::: DATA EXCERPTS :::

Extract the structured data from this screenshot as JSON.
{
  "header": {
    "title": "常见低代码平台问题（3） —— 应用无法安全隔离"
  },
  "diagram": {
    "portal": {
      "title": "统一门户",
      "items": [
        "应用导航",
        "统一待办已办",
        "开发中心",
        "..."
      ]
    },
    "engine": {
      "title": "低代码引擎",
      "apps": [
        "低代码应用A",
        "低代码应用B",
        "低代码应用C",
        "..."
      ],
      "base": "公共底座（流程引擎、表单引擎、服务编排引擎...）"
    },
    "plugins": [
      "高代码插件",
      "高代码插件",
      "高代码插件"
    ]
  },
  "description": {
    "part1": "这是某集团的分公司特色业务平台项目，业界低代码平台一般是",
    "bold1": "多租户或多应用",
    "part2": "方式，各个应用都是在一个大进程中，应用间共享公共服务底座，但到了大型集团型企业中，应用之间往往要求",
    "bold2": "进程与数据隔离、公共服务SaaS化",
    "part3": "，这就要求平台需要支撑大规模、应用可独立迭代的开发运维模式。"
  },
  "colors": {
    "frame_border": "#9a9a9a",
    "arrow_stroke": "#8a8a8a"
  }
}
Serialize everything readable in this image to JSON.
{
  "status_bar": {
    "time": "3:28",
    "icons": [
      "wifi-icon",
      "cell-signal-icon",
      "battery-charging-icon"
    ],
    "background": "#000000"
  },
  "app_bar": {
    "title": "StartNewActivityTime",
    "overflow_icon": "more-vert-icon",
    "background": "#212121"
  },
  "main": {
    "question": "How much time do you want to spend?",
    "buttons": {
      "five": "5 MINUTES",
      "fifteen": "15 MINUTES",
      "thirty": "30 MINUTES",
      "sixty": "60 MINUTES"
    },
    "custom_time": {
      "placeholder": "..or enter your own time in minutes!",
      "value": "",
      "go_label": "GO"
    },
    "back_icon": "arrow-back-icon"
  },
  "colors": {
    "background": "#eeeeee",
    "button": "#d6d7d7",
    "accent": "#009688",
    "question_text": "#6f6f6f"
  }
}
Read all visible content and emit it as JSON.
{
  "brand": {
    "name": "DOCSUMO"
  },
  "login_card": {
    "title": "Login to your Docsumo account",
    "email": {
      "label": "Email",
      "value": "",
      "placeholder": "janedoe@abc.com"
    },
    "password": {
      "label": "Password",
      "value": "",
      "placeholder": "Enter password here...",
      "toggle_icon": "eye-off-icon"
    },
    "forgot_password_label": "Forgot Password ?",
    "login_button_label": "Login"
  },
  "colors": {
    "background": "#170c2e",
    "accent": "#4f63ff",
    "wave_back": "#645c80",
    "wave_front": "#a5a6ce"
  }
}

:::

[SET TASK] Which lines contain the word "JSON"? Copy each of them.

[PROBLEM SOLUTION]
Extract the structured data from this screenshot as JSON.
Serialize everything readable in this image to JSON.
Read all visible content and emit it as JSON.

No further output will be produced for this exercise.